→ WHAT YOU ARE ASKED TO DO: Report, word for word, every line of the material that contains "errorbar".
[START]
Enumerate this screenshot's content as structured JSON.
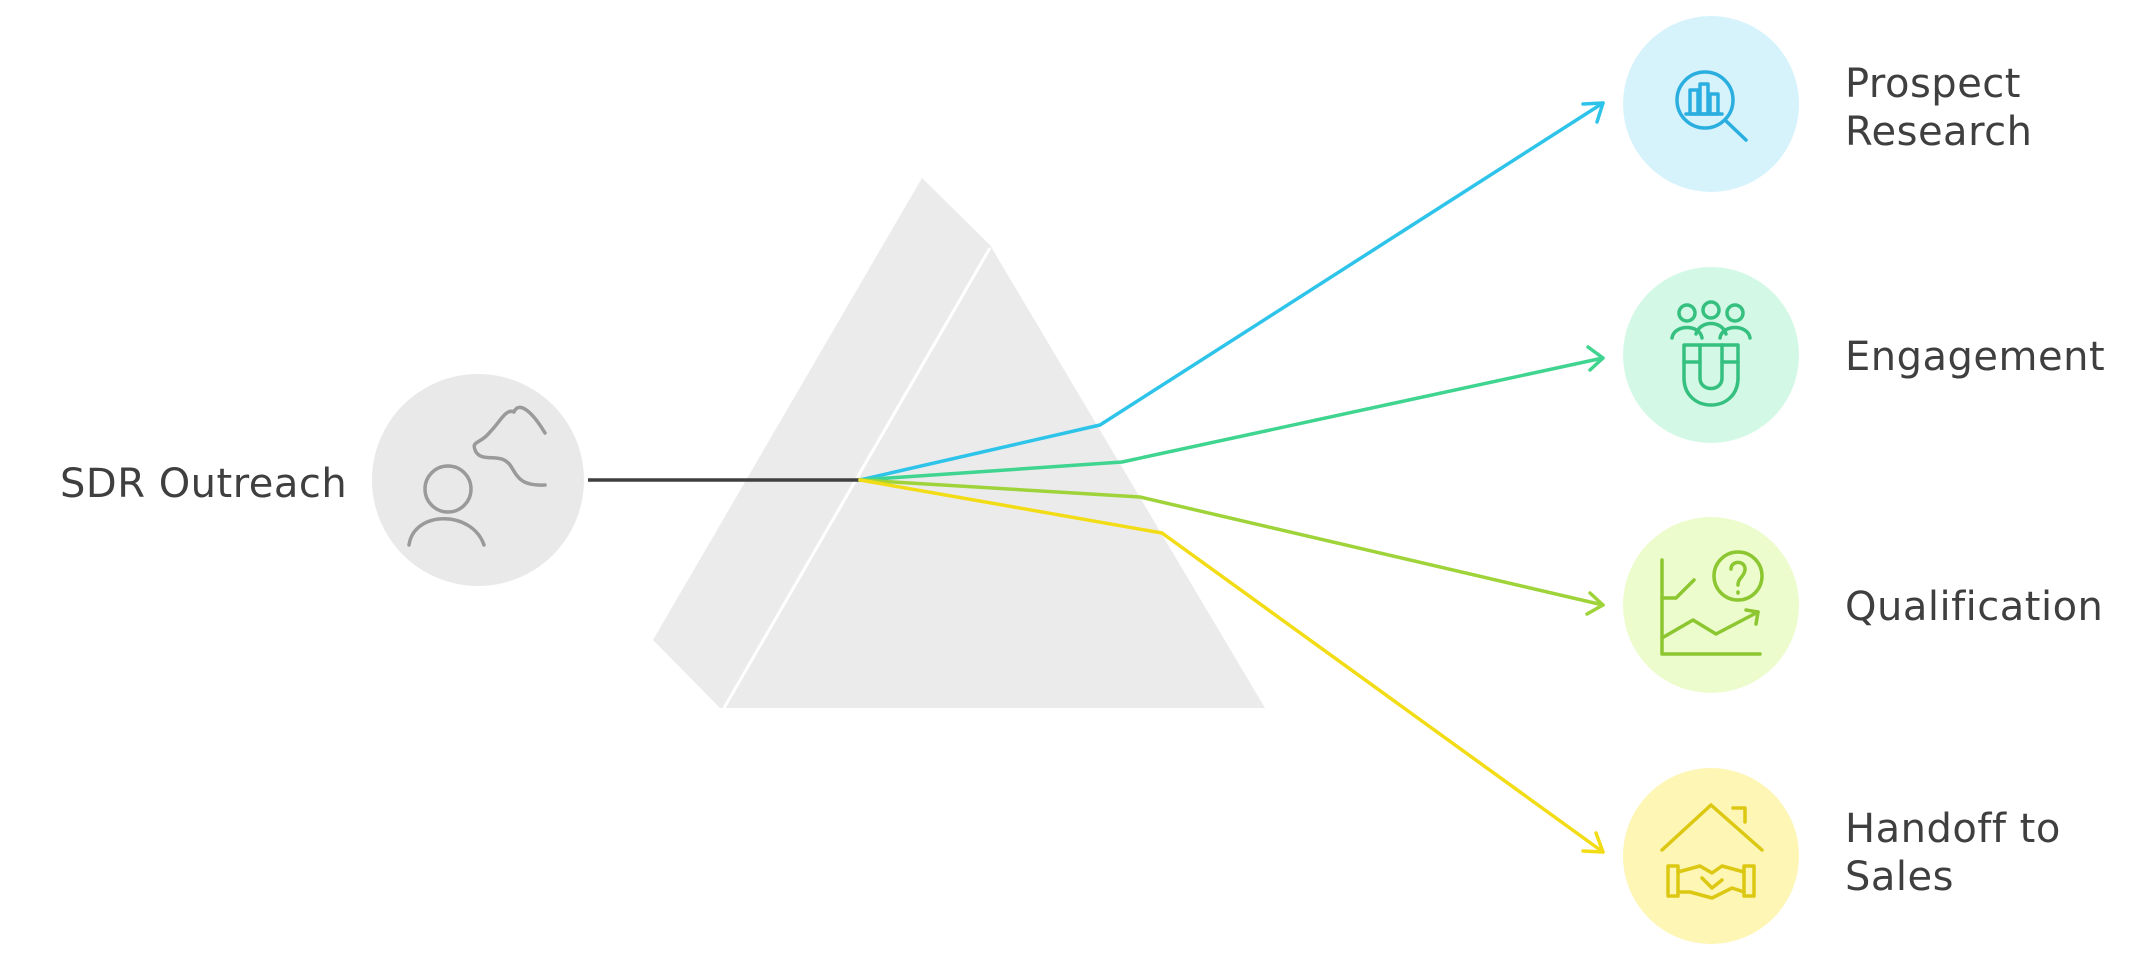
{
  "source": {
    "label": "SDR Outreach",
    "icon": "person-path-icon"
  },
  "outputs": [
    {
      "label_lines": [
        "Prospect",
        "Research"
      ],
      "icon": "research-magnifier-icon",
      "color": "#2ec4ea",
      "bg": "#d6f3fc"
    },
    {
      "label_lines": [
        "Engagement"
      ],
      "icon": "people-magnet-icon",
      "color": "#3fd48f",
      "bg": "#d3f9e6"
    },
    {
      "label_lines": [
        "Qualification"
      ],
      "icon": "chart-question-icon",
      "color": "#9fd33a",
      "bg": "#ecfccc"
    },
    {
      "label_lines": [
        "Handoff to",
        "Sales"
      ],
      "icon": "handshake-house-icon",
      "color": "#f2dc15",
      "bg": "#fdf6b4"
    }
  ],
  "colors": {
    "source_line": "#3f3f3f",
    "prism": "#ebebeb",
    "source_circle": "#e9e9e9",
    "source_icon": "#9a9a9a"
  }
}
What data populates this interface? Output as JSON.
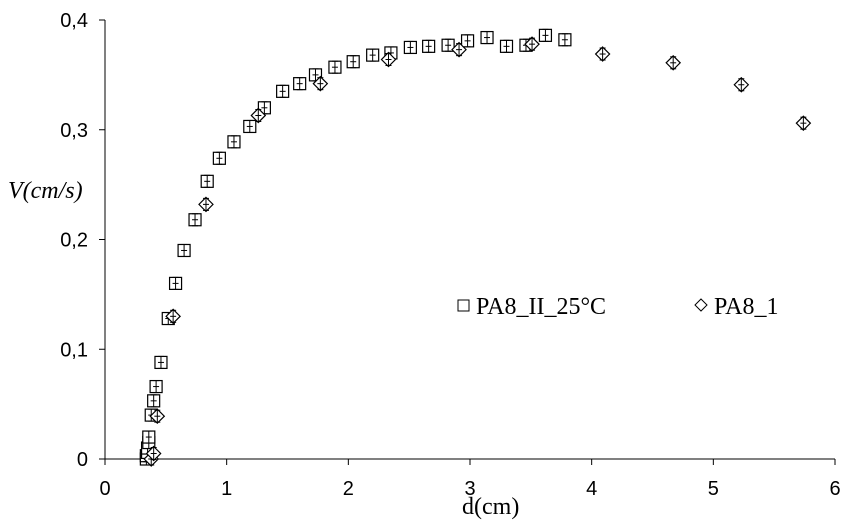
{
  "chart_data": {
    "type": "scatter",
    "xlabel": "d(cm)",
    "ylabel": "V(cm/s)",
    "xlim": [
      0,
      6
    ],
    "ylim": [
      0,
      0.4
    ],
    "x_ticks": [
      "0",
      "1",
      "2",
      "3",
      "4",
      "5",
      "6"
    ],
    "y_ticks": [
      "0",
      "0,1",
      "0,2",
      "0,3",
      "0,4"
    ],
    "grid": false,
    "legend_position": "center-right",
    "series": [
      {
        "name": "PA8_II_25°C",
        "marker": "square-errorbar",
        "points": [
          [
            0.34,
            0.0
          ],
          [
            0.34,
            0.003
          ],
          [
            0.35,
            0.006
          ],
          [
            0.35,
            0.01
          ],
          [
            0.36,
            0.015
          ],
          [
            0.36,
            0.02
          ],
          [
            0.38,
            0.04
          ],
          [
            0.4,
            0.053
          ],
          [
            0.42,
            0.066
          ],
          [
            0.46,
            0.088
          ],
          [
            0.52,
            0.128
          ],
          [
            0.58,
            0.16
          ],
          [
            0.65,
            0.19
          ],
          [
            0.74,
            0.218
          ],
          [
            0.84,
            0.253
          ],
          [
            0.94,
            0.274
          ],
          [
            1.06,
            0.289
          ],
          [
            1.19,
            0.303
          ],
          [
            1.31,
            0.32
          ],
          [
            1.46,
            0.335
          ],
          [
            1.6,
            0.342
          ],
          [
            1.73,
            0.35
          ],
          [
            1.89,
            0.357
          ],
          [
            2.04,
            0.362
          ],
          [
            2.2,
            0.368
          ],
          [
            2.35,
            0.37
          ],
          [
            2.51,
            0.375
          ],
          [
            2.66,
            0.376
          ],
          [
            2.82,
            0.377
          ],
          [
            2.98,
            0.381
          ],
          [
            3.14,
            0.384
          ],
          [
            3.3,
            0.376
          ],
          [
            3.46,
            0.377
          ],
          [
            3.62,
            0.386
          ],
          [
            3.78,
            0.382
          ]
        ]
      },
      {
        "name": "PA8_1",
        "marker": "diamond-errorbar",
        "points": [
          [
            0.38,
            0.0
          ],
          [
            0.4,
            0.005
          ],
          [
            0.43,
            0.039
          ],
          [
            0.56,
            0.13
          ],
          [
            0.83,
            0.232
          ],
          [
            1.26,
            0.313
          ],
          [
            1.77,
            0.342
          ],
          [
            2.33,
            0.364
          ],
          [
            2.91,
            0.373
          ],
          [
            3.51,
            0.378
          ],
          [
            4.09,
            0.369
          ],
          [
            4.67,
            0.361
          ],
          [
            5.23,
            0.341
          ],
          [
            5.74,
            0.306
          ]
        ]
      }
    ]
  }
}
[END]
→ SOLUTION TO THIS TASK:
        "marker": "square-errorbar",
        "marker": "diamond-errorbar",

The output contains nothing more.